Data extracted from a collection
>> begin

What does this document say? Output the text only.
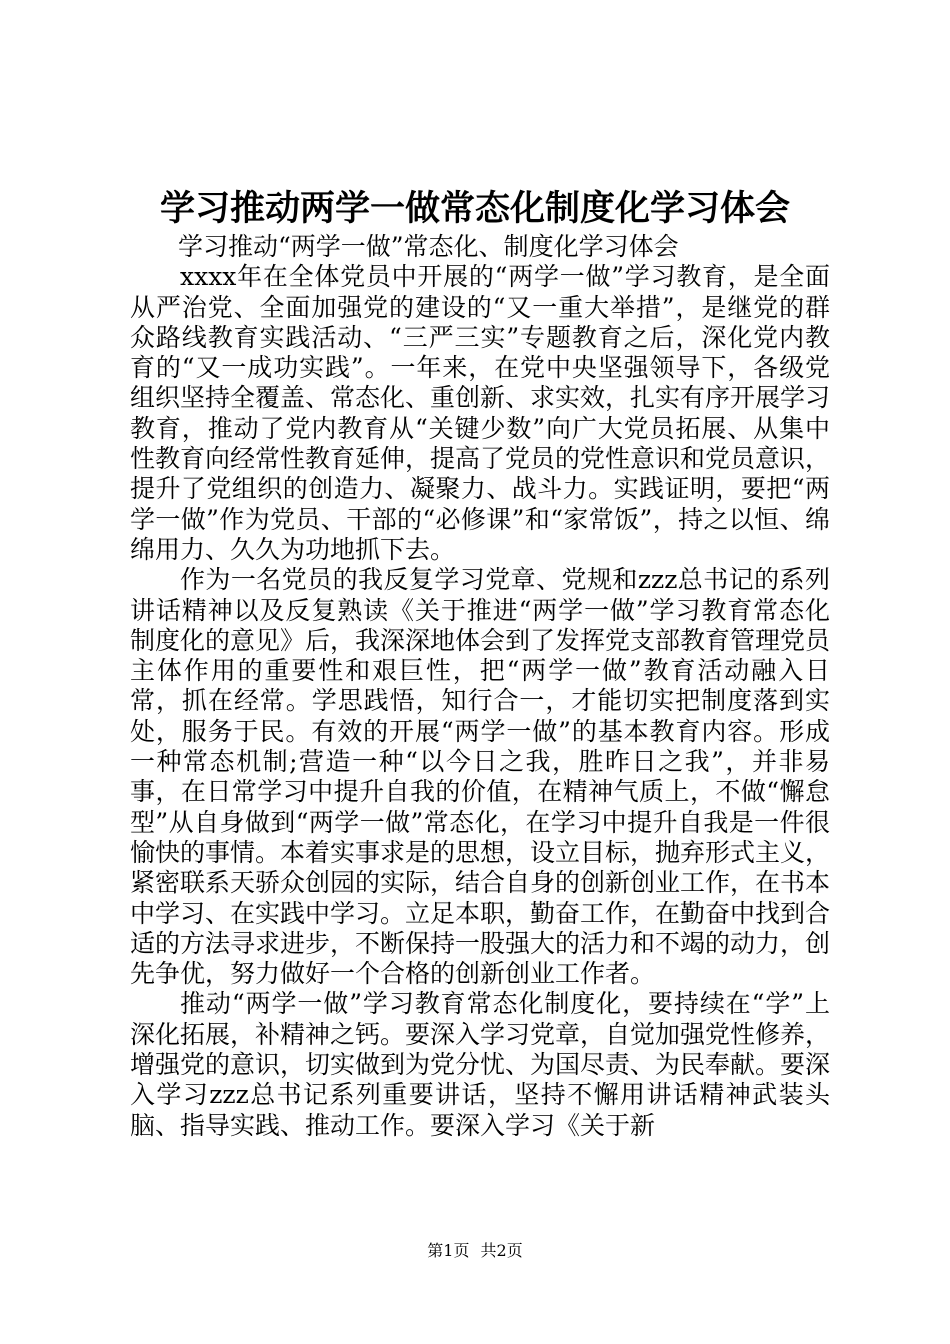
学习推动两学一做常态化制度化学习体会

学习推动“两学一做”常态化、制度化学习体会

xxxx年在全体党员中开展的“两学一做”学习教育，是全面从严治党、全面加强党的建设的“又一重大举措”，是继党的群众路线教育实践活动、“三严三实”专题教育之后，深化党内教育的“又一成功实践”。一年来，在党中央坚强领导下，各级党组织坚持全覆盖、常态化、重创新、求实效，扎实有序开展学习教育，推动了党内教育从“关键少数”向广大党员拓展、从集中性教育向经常性教育延伸，提高了党员的党性意识和党员意识，提升了党组织的创造力、凝聚力、战斗力。实践证明，要把“两学一做”作为党员、干部的“必修课”和“家常饭”，持之以恒、绵绵用力、久久为功地抓下去。

作为一名党员的我反复学习党章、党规和zzz总书记的系列讲话精神以及反复熟读《关于推进“两学一做”学习教育常态化制度化的意见》后，我深深地体会到了发挥党支部教育管理党员主体作用的重要性和艰巨性，把“两学一做”教育活动融入日常，抓在经常。学思践悟，知行合一，才能切实把制度落到实处，服务于民。有效的开展“两学一做”的基本教育内容。形成一种常态机制;营造一种“以今日之我，胜昨日之我”，并非易事，在日常学习中提升自我的价值，在精神气质上，不做“懈怠型”从自身做到“两学一做”常态化，在学习中提升自我是一件很愉快的事情。本着实事求是的思想，设立目标，抛弃形式主义，紧密联系天骄众创园的实际，结合自身的创新创业工作，在书本中学习、在实践中学习。立足本职，勤奋工作，在勤奋中找到合适的方法寻求进步，不断保持一股强大的活力和不竭的动力，创先争优，努力做好一个合格的创新创业工作者。

推动“两学一做”学习教育常态化制度化，要持续在“学”上深化拓展，补精神之钙。要深入学习党章，自觉加强党性修养，增强党的意识，切实做到为党分忧、为国尽责、为民奉献。要深入学习zzz总书记系列重要讲话，坚持不懈用讲话精神武装头脑、指导实践、推动工作。要深入学习《关于新

第1页 共2页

>> end

■ WORK TO DO
Omit the pictures. Output every record above word for word.

■ CORRECT RESULT
What does this document say? Output the text only.
学习推动两学一做常态化制度化学习体会

学习推动“两学一做”常态化、制度化学习体会

xxxx年在全体党员中开展的“两学一做”学习教育，是全面从严治党、全面加强党的建设的“又一重大举措”，是继党的群众路线教育实践活动、“三严三实”专题教育之后，深化党内教育的“又一成功实践”。一年来，在党中央坚强领导下，各级党组织坚持全覆盖、常态化、重创新、求实效，扎实有序开展学习教育，推动了党内教育从“关键少数”向广大党员拓展、从集中性教育向经常性教育延伸，提高了党员的党性意识和党员意识，提升了党组织的创造力、凝聚力、战斗力。实践证明，要把“两学一做”作为党员、干部的“必修课”和“家常饭”，持之以恒、绵绵用力、久久为功地抓下去。

作为一名党员的我反复学习党章、党规和zzz总书记的系列讲话精神以及反复熟读《关于推进“两学一做”学习教育常态化制度化的意见》后，我深深地体会到了发挥党支部教育管理党员主体作用的重要性和艰巨性，把“两学一做”教育活动融入日常，抓在经常。学思践悟，知行合一，才能切实把制度落到实处，服务于民。有效的开展“两学一做”的基本教育内容。形成一种常态机制;营造一种“以今日之我，胜昨日之我”，并非易事，在日常学习中提升自我的价值，在精神气质上，不做“懈怠型”从自身做到“两学一做”常态化，在学习中提升自我是一件很愉快的事情。本着实事求是的思想，设立目标，抛弃形式主义，紧密联系天骄众创园的实际，结合自身的创新创业工作，在书本中学习、在实践中学习。立足本职，勤奋工作，在勤奋中找到合适的方法寻求进步，不断保持一股强大的活力和不竭的动力，创先争优，努力做好一个合格的创新创业工作者。

推动“两学一做”学习教育常态化制度化，要持续在“学”上深化拓展，补精神之钙。要深入学习党章，自觉加强党性修养，增强党的意识，切实做到为党分忧、为国尽责、为民奉献。要深入学习zzz总书记系列重要讲话，坚持不懈用讲话精神武装头脑、指导实践、推动工作。要深入学习《关于新

第1页 共2页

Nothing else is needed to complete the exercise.